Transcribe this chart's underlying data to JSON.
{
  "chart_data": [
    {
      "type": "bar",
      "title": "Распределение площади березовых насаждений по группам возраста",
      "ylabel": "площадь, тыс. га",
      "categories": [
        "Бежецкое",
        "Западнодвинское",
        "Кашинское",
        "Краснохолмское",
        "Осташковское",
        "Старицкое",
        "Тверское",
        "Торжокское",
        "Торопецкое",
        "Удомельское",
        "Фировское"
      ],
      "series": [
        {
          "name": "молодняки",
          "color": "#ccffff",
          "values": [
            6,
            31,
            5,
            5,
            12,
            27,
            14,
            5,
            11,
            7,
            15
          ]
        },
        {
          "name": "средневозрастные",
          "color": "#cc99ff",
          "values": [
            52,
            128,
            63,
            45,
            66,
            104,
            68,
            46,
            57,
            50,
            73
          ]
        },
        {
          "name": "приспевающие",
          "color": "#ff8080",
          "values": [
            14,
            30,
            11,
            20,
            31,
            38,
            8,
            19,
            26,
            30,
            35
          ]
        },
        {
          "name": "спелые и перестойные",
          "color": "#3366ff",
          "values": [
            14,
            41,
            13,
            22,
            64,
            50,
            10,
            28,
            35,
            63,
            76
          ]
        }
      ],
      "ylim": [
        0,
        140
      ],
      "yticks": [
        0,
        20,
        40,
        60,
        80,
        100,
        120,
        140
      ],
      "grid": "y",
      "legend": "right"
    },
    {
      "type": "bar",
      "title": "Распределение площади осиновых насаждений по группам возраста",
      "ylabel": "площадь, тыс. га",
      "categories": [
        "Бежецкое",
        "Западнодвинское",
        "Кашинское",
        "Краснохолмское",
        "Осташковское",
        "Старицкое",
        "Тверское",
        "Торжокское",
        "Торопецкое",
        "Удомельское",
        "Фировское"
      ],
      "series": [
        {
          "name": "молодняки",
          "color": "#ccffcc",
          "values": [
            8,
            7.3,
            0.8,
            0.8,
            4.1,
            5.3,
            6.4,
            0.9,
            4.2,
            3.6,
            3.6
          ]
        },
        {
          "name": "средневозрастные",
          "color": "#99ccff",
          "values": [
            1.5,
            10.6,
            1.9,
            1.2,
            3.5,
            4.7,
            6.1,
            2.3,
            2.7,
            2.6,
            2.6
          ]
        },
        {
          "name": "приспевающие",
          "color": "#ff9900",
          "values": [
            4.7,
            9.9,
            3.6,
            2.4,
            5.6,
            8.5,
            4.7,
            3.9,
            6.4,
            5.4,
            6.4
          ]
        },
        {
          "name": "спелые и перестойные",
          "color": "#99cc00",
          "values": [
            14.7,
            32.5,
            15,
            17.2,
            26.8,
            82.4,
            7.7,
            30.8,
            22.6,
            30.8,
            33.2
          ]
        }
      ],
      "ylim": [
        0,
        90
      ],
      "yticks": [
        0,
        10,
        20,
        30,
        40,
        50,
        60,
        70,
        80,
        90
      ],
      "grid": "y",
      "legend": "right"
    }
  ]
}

→ WHAT THIS TASK INVOLVES
Repeat the material in full, exactly as it stands.

→ REPLY TO THE EXERCISE
Transcribe this chart's underlying data to JSON.
{
  "chart_data": [
    {
      "type": "bar",
      "title": "Распределение площади березовых насаждений по группам возраста",
      "ylabel": "площадь, тыс. га",
      "categories": [
        "Бежецкое",
        "Западнодвинское",
        "Кашинское",
        "Краснохолмское",
        "Осташковское",
        "Старицкое",
        "Тверское",
        "Торжокское",
        "Торопецкое",
        "Удомельское",
        "Фировское"
      ],
      "series": [
        {
          "name": "молодняки",
          "color": "#ccffff",
          "values": [
            6,
            31,
            5,
            5,
            12,
            27,
            14,
            5,
            11,
            7,
            15
          ]
        },
        {
          "name": "средневозрастные",
          "color": "#cc99ff",
          "values": [
            52,
            128,
            63,
            45,
            66,
            104,
            68,
            46,
            57,
            50,
            73
          ]
        },
        {
          "name": "приспевающие",
          "color": "#ff8080",
          "values": [
            14,
            30,
            11,
            20,
            31,
            38,
            8,
            19,
            26,
            30,
            35
          ]
        },
        {
          "name": "спелые и перестойные",
          "color": "#3366ff",
          "values": [
            14,
            41,
            13,
            22,
            64,
            50,
            10,
            28,
            35,
            63,
            76
          ]
        }
      ],
      "ylim": [
        0,
        140
      ],
      "yticks": [
        0,
        20,
        40,
        60,
        80,
        100,
        120,
        140
      ],
      "grid": "y",
      "legend": "right"
    },
    {
      "type": "bar",
      "title": "Распределение площади осиновых насаждений по группам возраста",
      "ylabel": "площадь, тыс. га",
      "categories": [
        "Бежецкое",
        "Западнодвинское",
        "Кашинское",
        "Краснохолмское",
        "Осташковское",
        "Старицкое",
        "Тверское",
        "Торжокское",
        "Торопецкое",
        "Удомельское",
        "Фировское"
      ],
      "series": [
        {
          "name": "молодняки",
          "color": "#ccffcc",
          "values": [
            8,
            7.3,
            0.8,
            0.8,
            4.1,
            5.3,
            6.4,
            0.9,
            4.2,
            3.6,
            3.6
          ]
        },
        {
          "name": "средневозрастные",
          "color": "#99ccff",
          "values": [
            1.5,
            10.6,
            1.9,
            1.2,
            3.5,
            4.7,
            6.1,
            2.3,
            2.7,
            2.6,
            2.6
          ]
        },
        {
          "name": "приспевающие",
          "color": "#ff9900",
          "values": [
            4.7,
            9.9,
            3.6,
            2.4,
            5.6,
            8.5,
            4.7,
            3.9,
            6.4,
            5.4,
            6.4
          ]
        },
        {
          "name": "спелые и перестойные",
          "color": "#99cc00",
          "values": [
            14.7,
            32.5,
            15,
            17.2,
            26.8,
            82.4,
            7.7,
            30.8,
            22.6,
            30.8,
            33.2
          ]
        }
      ],
      "ylim": [
        0,
        90
      ],
      "yticks": [
        0,
        10,
        20,
        30,
        40,
        50,
        60,
        70,
        80,
        90
      ],
      "grid": "y",
      "legend": "right"
    }
  ]
}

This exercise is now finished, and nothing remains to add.